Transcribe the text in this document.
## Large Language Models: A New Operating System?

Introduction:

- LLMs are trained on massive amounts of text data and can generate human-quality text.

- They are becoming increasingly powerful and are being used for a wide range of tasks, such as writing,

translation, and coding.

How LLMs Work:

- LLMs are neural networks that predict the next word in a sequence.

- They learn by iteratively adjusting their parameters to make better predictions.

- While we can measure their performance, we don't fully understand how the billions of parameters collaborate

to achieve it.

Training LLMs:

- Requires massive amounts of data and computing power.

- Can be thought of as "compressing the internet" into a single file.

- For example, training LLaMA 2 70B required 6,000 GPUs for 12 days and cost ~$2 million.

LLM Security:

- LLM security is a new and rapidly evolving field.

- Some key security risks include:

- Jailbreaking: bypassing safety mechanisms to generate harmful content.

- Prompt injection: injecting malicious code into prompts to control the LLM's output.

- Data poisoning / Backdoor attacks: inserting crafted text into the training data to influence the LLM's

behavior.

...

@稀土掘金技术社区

══════════════════════════════

▶ _GIVEN TASK_
Write the listing out again, exactly as shown above.

▶ _EXPECTED ANSWER_
Transcribe the text in this document.
## Large Language Models: A New Operating System?

Introduction:

- LLMs are trained on massive amounts of text data and can generate human-quality text.

- They are becoming increasingly powerful and are being used for a wide range of tasks, such as writing,

translation, and coding.

How LLMs Work:

- LLMs are neural networks that predict the next word in a sequence.

- They learn by iteratively adjusting their parameters to make better predictions.

- While we can measure their performance, we don't fully understand how the billions of parameters collaborate

to achieve it.

Training LLMs:

- Requires massive amounts of data and computing power.

- Can be thought of as "compressing the internet" into a single file.

- For example, training LLaMA 2 70B required 6,000 GPUs for 12 days and cost ~$2 million.

LLM Security:

- LLM security is a new and rapidly evolving field.

- Some key security risks include:

- Jailbreaking: bypassing safety mechanisms to generate harmful content.

- Prompt injection: injecting malicious code into prompts to control the LLM's output.

- Data poisoning / Backdoor attacks: inserting crafted text into the training data to influence the LLM's

behavior.

...

@稀土掘金技术社区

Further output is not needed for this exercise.